STORED DATA:
▬▬▬▬▬▬

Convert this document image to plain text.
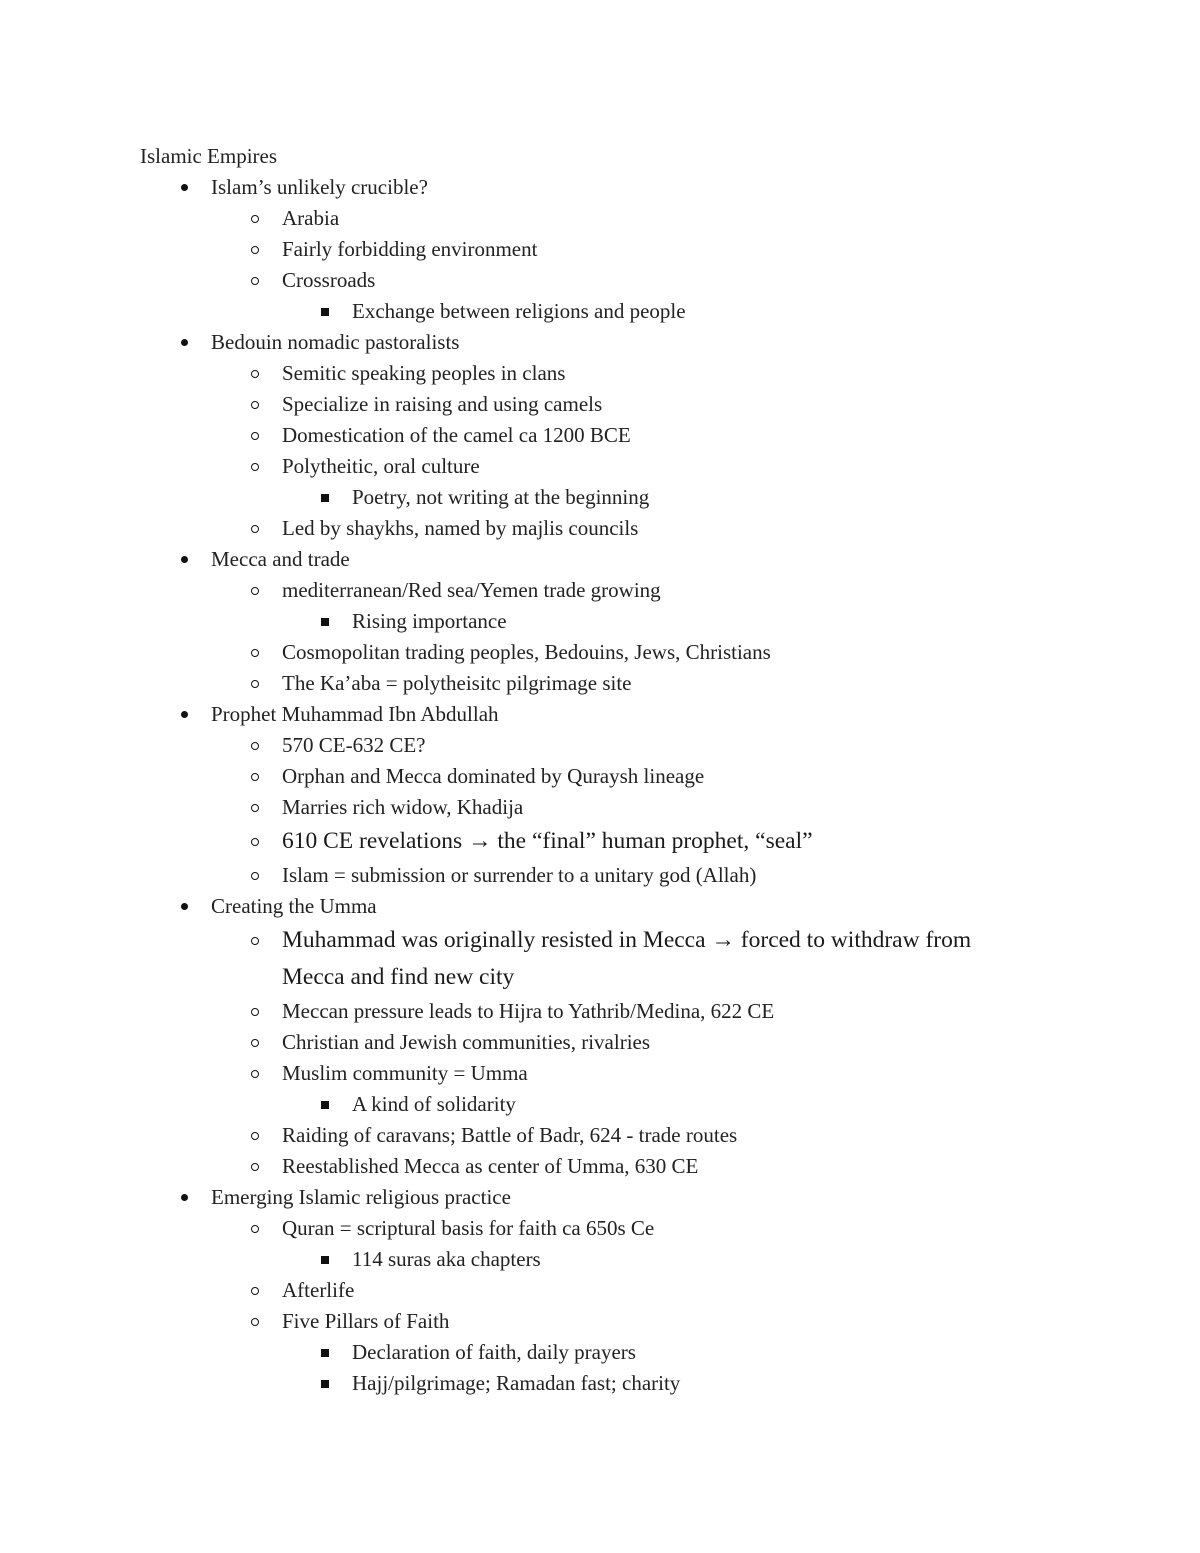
Islamic Empires
Islam’s unlikely crucible?
Arabia
Fairly forbidding environment
Crossroads
Exchange between religions and people
Bedouin nomadic pastoralists
Semitic speaking peoples in clans
Specialize in raising and using camels
Domestication of the camel ca 1200 BCE
Polytheitic, oral culture
Poetry, not writing at the beginning
Led by shaykhs, named by majlis councils
Mecca and trade
mediterranean/Red sea/Yemen trade growing
Rising importance
Cosmopolitan trading peoples, Bedouins, Jews, Christians
The Ka’aba = polytheisitc pilgrimage site
Prophet Muhammad Ibn Abdullah
570 CE-632 CE?
Orphan and Mecca dominated by Quraysh lineage
Marries rich widow, Khadija
610 CE revelations → the “final” human prophet, “seal”
Islam = submission or surrender to a unitary god (Allah)
Creating the Umma
Muhammad was originally resisted in Mecca → forced to withdraw from Mecca and find new city
Meccan pressure leads to Hijra to Yathrib/Medina, 622 CE
Christian and Jewish communities, rivalries
Muslim community = Umma
A kind of solidarity
Raiding of caravans; Battle of Badr, 624 - trade routes
Reestablished Mecca as center of Umma, 630 CE
Emerging Islamic religious practice
Quran = scriptural basis for faith ca 650s Ce
114 suras aka chapters
Afterlife
Five Pillars of Faith
Declaration of faith, daily prayers
Hajj/pilgrimage; Ramadan fast; charity
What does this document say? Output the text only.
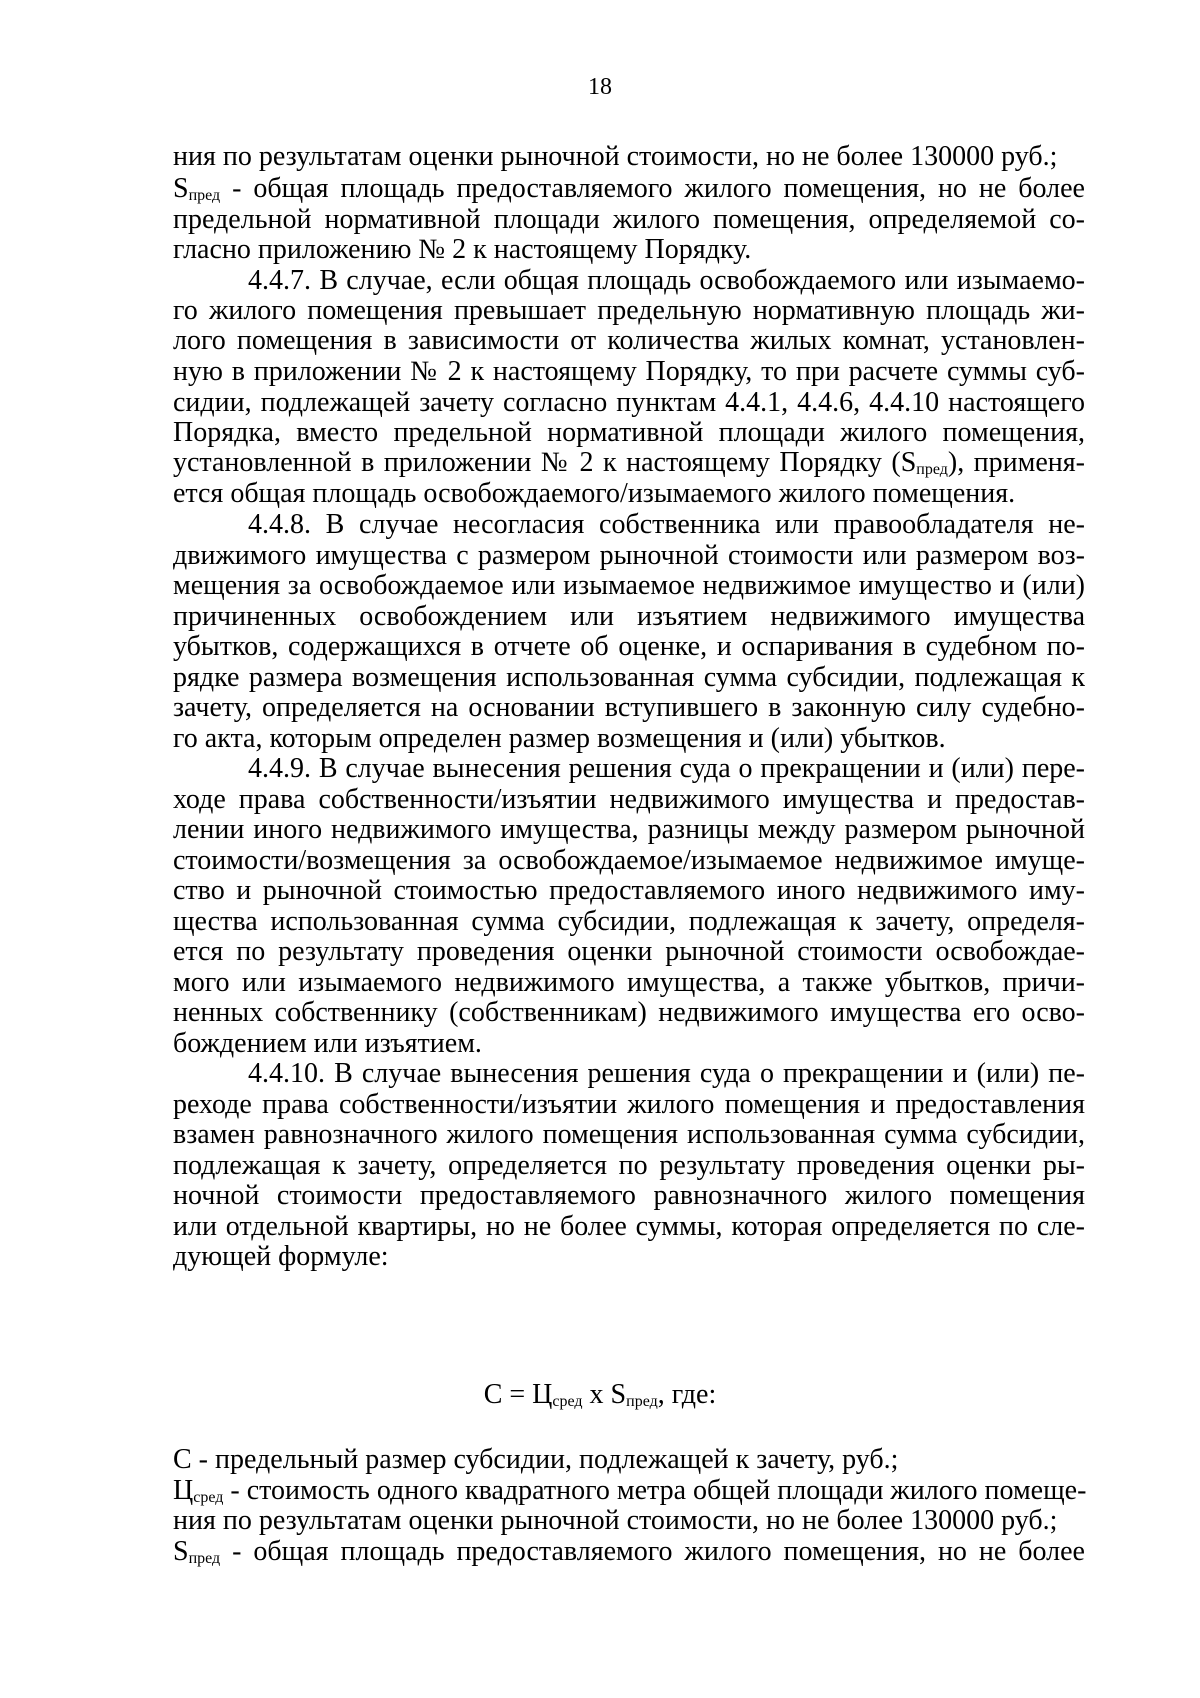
18
ния по результатам оценки рыночной стоимости, но не более 130000 руб.;
$S_{пред}$ - общая площадь предоставляемого жилого помещения, но не более
предельной нормативной площади жилого помещения, определяемой со-
гласно приложению № 2 к настоящему Порядку.
4.4.7. В случае, если общая площадь освобождаемого или изымаемо-
го жилого помещения превышает предельную нормативную площадь жи-
лого помещения в зависимости от количества жилых комнат, установлен-
ную в приложении № 2 к настоящему Порядку, то при расчете суммы суб-
сидии, подлежащей зачету согласно пунктам 4.4.1, 4.4.6, 4.4.10 настоящего
Порядка, вместо предельной нормативной площади жилого помещения,
установленной в приложении № 2 к настоящему Порядку $(S_{пред})$, применя-
ется общая площадь освобождаемого/изымаемого жилого помещения.
4.4.8. В случае несогласия собственника или правообладателя не-
движимого имущества с размером рыночной стоимости или размером воз-
мещения за освобождаемое или изымаемое недвижимое имущество и (или)
причиненных освобождением или изъятием недвижимого имущества
убытков, содержащихся в отчете об оценке, и оспаривания в судебном по-
рядке размера возмещения использованная сумма субсидии, подлежащая к
зачету, определяется на основании вступившего в законную силу судебно-
го акта, которым определен размер возмещения и (или) убытков.
4.4.9. В случае вынесения решения суда о прекращении и (или) пере-
ходе права собственности/изъятии недвижимого имущества и предостав-
лении иного недвижимого имущества, разницы между размером рыночной
стоимости/возмещения за освобождаемое/изымаемое недвижимое имуще-
ство и рыночной стоимостью предоставляемого иного недвижимого иму-
щества использованная сумма субсидии, подлежащая к зачету, определя-
ется по результату проведения оценки рыночной стоимости освобождае-
мого или изымаемого недвижимого имущества, а также убытков, причи-
ненных собственнику (собственникам) недвижимого имущества его осво-
бождением или изъятием.
4.4.10. В случае вынесения решения суда о прекращении и (или) пе-
реходе права собственности/изъятии жилого помещения и предоставления
взамен равнозначного жилого помещения использованная сумма субсидии,
подлежащая к зачету, определяется по результату проведения оценки ры-
ночной стоимости предоставляемого равнозначного жилого помещения
или отдельной квартиры, но не более суммы, которая определяется по сле-
дующей формуле:
$C = Ц_{сред}$ x $S_{пред}$, где:
C - предельный размер субсидии, подлежащей к зачету, руб.;
$Ц_{сред}$ - стоимость одного квадратного метра общей площади жилого помеще-
ния по результатам оценки рыночной стоимости, но не более 130000 руб.;
$S_{пред}$ - общая площадь предоставляемого жилого помещения, но не более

▬▬▬▬▬▬

BRIEF: What you return should match the records above word for word, minus the pictures.

RESULT OF THIS TASK:
Convert this document image to plain text.
Islamic Empires
Islam’s unlikely crucible?
Arabia
Fairly forbidding environment
Crossroads
Exchange between religions and people
Bedouin nomadic pastoralists
Semitic speaking peoples in clans
Specialize in raising and using camels
Domestication of the camel ca 1200 BCE
Polytheitic, oral culture
Poetry, not writing at the beginning
Led by shaykhs, named by majlis councils
Mecca and trade
mediterranean/Red sea/Yemen trade growing
Rising importance
Cosmopolitan trading peoples, Bedouins, Jews, Christians
The Ka’aba = polytheisitc pilgrimage site
Prophet Muhammad Ibn Abdullah
570 CE-632 CE?
Orphan and Mecca dominated by Quraysh lineage
Marries rich widow, Khadija
610 CE revelations → the “final” human prophet, “seal”
Islam = submission or surrender to a unitary god (Allah)
Creating the Umma
Muhammad was originally resisted in Mecca → forced to withdraw from Mecca and find new city
Meccan pressure leads to Hijra to Yathrib/Medina, 622 CE
Christian and Jewish communities, rivalries
Muslim community = Umma
A kind of solidarity
Raiding of caravans; Battle of Badr, 624 - trade routes
Reestablished Mecca as center of Umma, 630 CE
Emerging Islamic religious practice
Quran = scriptural basis for faith ca 650s Ce
114 suras aka chapters
Afterlife
Five Pillars of Faith
Declaration of faith, daily prayers
Hajj/pilgrimage; Ramadan fast; charity
What does this document say? Output the text only.
18
ния по результатам оценки рыночной стоимости, но не более 130000 руб.;
$S_{пред}$ - общая площадь предоставляемого жилого помещения, но не более
предельной нормативной площади жилого помещения, определяемой со-
гласно приложению № 2 к настоящему Порядку.
4.4.7. В случае, если общая площадь освобождаемого или изымаемо-
го жилого помещения превышает предельную нормативную площадь жи-
лого помещения в зависимости от количества жилых комнат, установлен-
ную в приложении № 2 к настоящему Порядку, то при расчете суммы суб-
сидии, подлежащей зачету согласно пунктам 4.4.1, 4.4.6, 4.4.10 настоящего
Порядка, вместо предельной нормативной площади жилого помещения,
установленной в приложении № 2 к настоящему Порядку $(S_{пред})$, применя-
ется общая площадь освобождаемого/изымаемого жилого помещения.
4.4.8. В случае несогласия собственника или правообладателя не-
движимого имущества с размером рыночной стоимости или размером воз-
мещения за освобождаемое или изымаемое недвижимое имущество и (или)
причиненных освобождением или изъятием недвижимого имущества
убытков, содержащихся в отчете об оценке, и оспаривания в судебном по-
рядке размера возмещения использованная сумма субсидии, подлежащая к
зачету, определяется на основании вступившего в законную силу судебно-
го акта, которым определен размер возмещения и (или) убытков.
4.4.9. В случае вынесения решения суда о прекращении и (или) пере-
ходе права собственности/изъятии недвижимого имущества и предостав-
лении иного недвижимого имущества, разницы между размером рыночной
стоимости/возмещения за освобождаемое/изымаемое недвижимое имуще-
ство и рыночной стоимостью предоставляемого иного недвижимого иму-
щества использованная сумма субсидии, подлежащая к зачету, определя-
ется по результату проведения оценки рыночной стоимости освобождае-
мого или изымаемого недвижимого имущества, а также убытков, причи-
ненных собственнику (собственникам) недвижимого имущества его осво-
бождением или изъятием.
4.4.10. В случае вынесения решения суда о прекращении и (или) пе-
реходе права собственности/изъятии жилого помещения и предоставления
взамен равнозначного жилого помещения использованная сумма субсидии,
подлежащая к зачету, определяется по результату проведения оценки ры-
ночной стоимости предоставляемого равнозначного жилого помещения
или отдельной квартиры, но не более суммы, которая определяется по сле-
дующей формуле:
$C = Ц_{сред}$ x $S_{пред}$, где:
C - предельный размер субсидии, подлежащей к зачету, руб.;
$Ц_{сред}$ - стоимость одного квадратного метра общей площади жилого помеще-
ния по результатам оценки рыночной стоимости, но не более 130000 руб.;
$S_{пред}$ - общая площадь предоставляемого жилого помещения, но не более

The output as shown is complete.